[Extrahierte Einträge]
'''

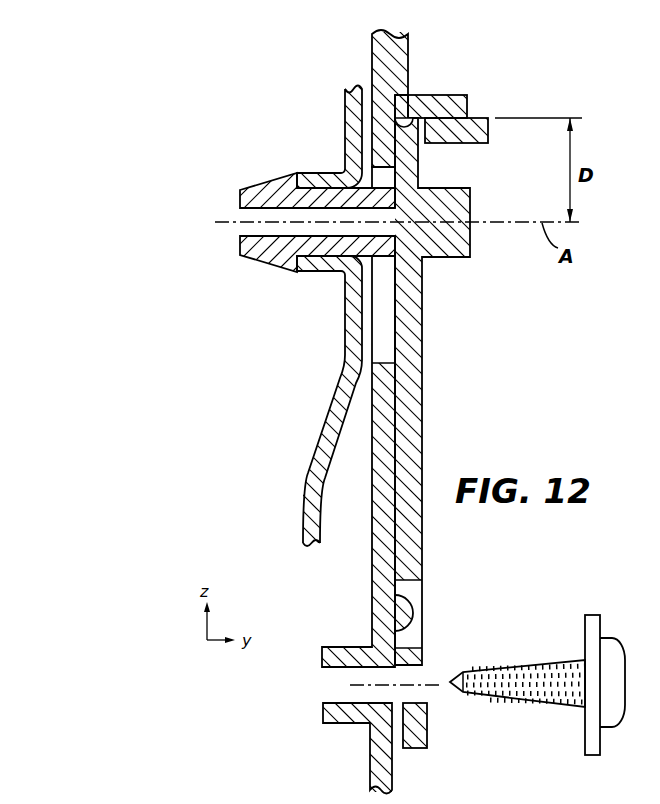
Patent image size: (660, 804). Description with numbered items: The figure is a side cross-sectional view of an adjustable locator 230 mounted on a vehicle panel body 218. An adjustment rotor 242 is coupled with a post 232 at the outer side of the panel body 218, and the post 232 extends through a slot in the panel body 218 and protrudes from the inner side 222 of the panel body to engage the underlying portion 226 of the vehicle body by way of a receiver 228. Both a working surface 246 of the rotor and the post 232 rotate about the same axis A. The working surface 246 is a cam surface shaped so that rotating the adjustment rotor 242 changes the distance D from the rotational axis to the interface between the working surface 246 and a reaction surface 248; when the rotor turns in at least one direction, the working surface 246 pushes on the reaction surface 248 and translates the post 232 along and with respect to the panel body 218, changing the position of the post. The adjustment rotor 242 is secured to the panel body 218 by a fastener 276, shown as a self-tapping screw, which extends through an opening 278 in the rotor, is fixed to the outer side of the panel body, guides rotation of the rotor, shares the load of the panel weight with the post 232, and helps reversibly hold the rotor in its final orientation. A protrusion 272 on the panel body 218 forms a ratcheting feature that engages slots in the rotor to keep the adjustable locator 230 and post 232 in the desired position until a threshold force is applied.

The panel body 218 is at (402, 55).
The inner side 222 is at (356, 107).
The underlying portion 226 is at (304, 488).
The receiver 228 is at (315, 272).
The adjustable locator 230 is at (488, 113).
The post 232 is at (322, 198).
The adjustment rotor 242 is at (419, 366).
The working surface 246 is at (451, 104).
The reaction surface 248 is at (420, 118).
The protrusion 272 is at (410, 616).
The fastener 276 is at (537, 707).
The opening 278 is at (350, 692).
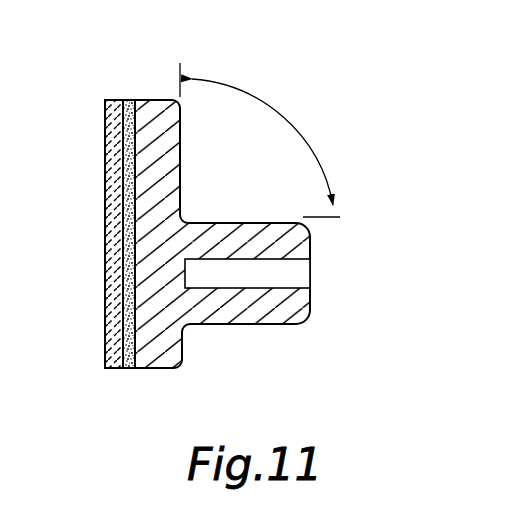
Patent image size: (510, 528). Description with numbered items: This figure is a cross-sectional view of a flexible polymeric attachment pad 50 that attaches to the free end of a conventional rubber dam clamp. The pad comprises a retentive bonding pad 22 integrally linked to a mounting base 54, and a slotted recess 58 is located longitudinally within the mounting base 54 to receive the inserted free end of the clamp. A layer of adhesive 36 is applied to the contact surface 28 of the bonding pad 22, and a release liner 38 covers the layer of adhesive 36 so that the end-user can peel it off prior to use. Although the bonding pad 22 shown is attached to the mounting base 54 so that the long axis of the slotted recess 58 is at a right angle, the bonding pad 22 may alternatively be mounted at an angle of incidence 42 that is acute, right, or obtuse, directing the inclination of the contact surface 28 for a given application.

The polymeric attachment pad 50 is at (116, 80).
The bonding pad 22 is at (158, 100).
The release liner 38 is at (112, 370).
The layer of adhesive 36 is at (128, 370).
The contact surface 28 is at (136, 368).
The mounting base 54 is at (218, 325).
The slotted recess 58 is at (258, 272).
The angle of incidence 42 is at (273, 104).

'''
'''

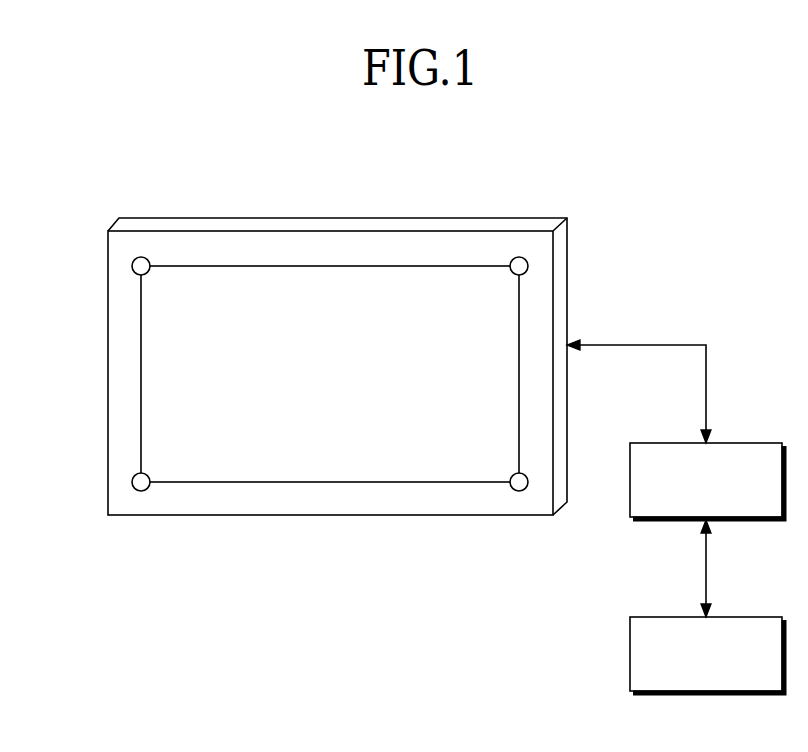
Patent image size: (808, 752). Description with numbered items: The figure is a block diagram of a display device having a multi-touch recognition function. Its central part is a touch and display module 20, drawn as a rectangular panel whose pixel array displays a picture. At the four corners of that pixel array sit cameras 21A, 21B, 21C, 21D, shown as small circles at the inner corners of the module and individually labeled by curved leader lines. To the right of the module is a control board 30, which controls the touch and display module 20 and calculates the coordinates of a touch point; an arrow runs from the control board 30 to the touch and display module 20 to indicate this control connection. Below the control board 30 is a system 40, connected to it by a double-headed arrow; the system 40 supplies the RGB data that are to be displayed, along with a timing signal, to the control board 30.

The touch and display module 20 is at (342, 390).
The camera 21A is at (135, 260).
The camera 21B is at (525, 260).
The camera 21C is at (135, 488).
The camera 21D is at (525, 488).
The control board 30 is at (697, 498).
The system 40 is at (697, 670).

'''

- Aufgabe und Vorgaben
Lege die Zeilen von der Zeile mit „Patent image size: (510, 528).“ bis zur Zeile mit „The angle of incidence 42 is at (273, 104).“, beide eingeschlossen, als Markdown-Tabelle mit den Spalten „Nr.“ für die laufende Zeilennummer und „Inhalt“ für die Zeile an. Leerzeilen lässt du weg.

- Richtige Antwort
| Nr. | Inhalt |
|---|---|
| 1 | Patent image size: (510, 528). Description with numbered items: This figure is a cross-sectional view of a flexible polymeric attachment pad 50 that attaches to the free end of a conventional rubber dam clamp. The pad comprises a retentive bonding pad 22 integrally linked to a mounting base 54, and a slotted recess 58 is located longitudinally within the mounting base 54 to receive the inserted free end of the clamp. A layer of adhesive 36 is applied to the contact surface 28 of the bonding pad 22, and a release liner 38 covers the layer of adhesive 36 so that the end-user can peel it off prior to use. Although the bonding pad 22 shown is attached to the mounting base 54 so that the long axis of the slotted recess 58 is at a right angle, the bonding pad 22 may alternatively be mounted at an angle of incidence 42 that is acute, right, or obtuse, directing the inclination of the contact surface 28 for a given application. |
| 2 | The polymeric attachment pad 50 is at (116, 80). |
| 3 | The bonding pad 22 is at (158, 100). |
| 4 | The release liner 38 is at (112, 370). |
| 5 | The layer of adhesive 36 is at (128, 370). |
| 6 | The contact surface 28 is at (136, 368). |
| 7 | The mounting base 54 is at (218, 325). |
| 8 | The slotted recess 58 is at (258, 272). |
| 9 | The angle of incidence 42 is at (273, 104). |